● **PROBLEMAS Y TAREAS**:
[a] Según el texto sobre la resiliencia, ¿en qué ciudad y en qué año nació Boris Cyrulnik?
[b] Repite sin cambios todo el texto sobre la resiliencia desde "Si un bebé aprendiendo" hasta "ella es reciente.", ambos incluidos.

● **BLOQUE DE TEXTO**:
◇ ◇ ◇
¿Qué es la resiliencia?

Boris Cyrulnik nació en el puerto francés de Burdeos en 1937. Su familia, que era judía, desapareció mortalmente en los campos de concentración nazis. Y él se encontró solo a sus seis años, huérfano de guerra.

Pasó hambre y frío, hasta que una familia lo acogió en una granja. Lloró muchas noches, hasta que sustituyó las lágrimas en esperanza. Años después se convirtió en psiquiatra. Quizá él fue quien tomó de la metal mecánica el término “resiliencia” y lo aplicó al comportamiento humano.

En ingeniería, resiliencia es la capacidad de un metal para adquirir su forma inicial después de ser sometido a una presión que lo deforme. Cyrulnik habló de “resiliencia humana” afirmando que es la capacidad de reaccionar positivamente a las dificultades y de salir fortalecido de ellas. Es el concepto oriental de las crisis, la visión de ver en toda dificultad una oportunidad. Si usted observa a su alrededor, verá ejemplos de resiliencia aún en pequeños hechos.


Si un bebé aprendiendo a caminar desistiera en la primera caída, nunca caminaría; pero los raspones y el dolor no lo detienen, y el resultado usted ya lo conoce. Posiblemente, la resiliencia sea tan antigua como la humanidad. ¿Recuerda usted el relato bíblico del pueblo de Israel esclavo en Egipto? Sin embargo, el interés científico en ella es reciente.


Algunos afirman que se tiene una crisis cuando lo que se vive excede nuestra capacidad de respuesta o recuperación, perdiendo no solo la esperanza, sino el sentido de lucha.


Hoy que hemos sido golpeados por la tormenta tropical Eta, mucha gente ha perdido todo, casa, enseres y hasta seres queridos. Han pasado hambre, sed y desesperanza esperando a ser rescatados. Pasará un tiempo de depresión, pero llegará el momento de la resiliencia.

¿Hay personas naturalmente resilientes? Sí, las hay, son los que hablan de “hay que empezar de nuevo, desde cero”. Para ello cimentan su esperanza en su fe religiosa.


LO NEGATIVO: Ante una crisis, acabar perdiendo la esperanza y la capacidad de lucha.


LO POSITIVO: Descubrir que Dios no nos dará una crisis, sin darnos la “resiliencia” para salir de ella.
◇ ◇ ◇
● **LOS DATOS**:
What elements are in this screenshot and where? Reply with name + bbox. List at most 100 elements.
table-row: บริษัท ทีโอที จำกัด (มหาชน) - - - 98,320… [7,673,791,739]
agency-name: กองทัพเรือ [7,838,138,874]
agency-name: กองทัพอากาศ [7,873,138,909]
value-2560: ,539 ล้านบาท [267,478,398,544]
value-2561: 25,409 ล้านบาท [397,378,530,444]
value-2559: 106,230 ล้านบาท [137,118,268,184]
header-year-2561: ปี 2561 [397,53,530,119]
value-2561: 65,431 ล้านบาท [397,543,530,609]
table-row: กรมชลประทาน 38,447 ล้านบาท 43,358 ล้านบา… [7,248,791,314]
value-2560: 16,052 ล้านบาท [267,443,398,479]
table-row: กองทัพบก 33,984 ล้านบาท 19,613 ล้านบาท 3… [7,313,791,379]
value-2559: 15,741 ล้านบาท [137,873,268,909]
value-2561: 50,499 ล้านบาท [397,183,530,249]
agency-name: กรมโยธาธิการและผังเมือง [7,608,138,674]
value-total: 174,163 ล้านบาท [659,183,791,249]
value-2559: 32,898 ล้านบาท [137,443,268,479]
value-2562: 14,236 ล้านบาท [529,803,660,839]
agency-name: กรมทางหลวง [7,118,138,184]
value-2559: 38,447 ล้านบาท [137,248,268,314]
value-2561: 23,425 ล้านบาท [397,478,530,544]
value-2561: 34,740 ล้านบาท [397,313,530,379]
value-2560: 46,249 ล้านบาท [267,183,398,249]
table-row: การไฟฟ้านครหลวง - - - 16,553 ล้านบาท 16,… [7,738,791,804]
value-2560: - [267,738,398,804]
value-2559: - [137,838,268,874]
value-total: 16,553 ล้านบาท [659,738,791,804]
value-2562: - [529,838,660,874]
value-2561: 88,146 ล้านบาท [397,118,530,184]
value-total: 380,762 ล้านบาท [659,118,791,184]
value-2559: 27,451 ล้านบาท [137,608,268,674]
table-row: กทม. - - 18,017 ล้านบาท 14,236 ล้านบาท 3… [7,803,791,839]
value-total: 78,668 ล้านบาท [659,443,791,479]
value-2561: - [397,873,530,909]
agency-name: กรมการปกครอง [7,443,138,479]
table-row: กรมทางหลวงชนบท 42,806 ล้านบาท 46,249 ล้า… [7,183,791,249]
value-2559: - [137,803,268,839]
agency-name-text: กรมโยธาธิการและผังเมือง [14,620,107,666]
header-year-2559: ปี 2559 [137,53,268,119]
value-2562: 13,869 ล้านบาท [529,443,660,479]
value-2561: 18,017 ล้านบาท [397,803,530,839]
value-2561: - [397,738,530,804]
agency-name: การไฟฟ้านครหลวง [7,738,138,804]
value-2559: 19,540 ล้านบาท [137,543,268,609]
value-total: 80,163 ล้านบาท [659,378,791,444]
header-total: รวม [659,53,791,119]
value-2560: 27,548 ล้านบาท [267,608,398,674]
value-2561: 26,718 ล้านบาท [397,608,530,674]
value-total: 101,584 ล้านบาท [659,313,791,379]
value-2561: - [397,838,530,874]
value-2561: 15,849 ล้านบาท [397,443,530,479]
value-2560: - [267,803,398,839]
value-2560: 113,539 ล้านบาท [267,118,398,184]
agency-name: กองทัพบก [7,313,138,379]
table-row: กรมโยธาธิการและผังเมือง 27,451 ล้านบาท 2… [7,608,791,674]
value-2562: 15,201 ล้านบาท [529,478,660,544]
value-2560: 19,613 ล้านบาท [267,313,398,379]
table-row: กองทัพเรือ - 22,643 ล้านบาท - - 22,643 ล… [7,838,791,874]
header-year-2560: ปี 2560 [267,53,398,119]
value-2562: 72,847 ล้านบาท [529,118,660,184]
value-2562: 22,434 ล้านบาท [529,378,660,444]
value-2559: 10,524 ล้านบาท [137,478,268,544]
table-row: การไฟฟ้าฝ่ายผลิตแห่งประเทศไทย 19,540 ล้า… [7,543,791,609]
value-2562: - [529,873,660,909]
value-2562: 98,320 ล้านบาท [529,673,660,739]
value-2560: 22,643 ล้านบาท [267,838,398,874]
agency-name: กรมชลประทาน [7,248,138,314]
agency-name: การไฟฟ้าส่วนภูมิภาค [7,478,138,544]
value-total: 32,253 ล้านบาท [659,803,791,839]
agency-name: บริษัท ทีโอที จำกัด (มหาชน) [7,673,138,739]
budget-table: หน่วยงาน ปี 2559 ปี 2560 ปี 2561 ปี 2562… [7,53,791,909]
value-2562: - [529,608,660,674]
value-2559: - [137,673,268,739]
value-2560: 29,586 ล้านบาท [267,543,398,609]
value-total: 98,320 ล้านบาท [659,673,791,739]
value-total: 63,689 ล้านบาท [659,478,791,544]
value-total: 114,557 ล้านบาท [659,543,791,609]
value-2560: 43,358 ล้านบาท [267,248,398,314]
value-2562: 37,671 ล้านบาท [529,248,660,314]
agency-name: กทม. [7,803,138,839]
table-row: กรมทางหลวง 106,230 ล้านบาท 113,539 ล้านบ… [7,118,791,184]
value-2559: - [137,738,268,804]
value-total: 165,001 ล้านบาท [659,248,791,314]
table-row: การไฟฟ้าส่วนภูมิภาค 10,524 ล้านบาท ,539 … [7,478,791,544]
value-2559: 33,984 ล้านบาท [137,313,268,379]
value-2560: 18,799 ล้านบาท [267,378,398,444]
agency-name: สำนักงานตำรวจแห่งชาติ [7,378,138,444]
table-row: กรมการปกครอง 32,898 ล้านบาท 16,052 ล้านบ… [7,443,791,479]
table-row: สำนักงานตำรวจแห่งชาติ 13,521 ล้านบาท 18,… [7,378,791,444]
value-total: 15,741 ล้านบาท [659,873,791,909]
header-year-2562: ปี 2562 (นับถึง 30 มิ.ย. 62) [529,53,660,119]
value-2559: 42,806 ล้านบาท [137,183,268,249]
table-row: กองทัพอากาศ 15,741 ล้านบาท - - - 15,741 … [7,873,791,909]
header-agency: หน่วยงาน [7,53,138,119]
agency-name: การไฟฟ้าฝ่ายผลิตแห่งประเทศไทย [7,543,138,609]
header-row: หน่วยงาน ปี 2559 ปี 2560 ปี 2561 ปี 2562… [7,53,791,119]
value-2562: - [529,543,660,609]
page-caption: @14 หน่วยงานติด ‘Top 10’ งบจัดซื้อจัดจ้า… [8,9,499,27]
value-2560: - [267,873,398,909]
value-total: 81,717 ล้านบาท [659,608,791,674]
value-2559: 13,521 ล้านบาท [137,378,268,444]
◇ ◇ ◇
● **SOLUCIONES**:
[a] En Burdeos, en 1937.

[b]
Si un bebé aprendiendo a caminar desistiera en la primera caída, nunca caminaría; pero los raspones y el dolor no lo detienen, y el resultado usted ya lo conoce. Posiblemente, la resiliencia sea tan antigua como la humanidad. ¿Recuerda usted el relato bíblico del pueblo de Israel esclavo en Egipto? Sin embargo, el interés científico en ella es reciente.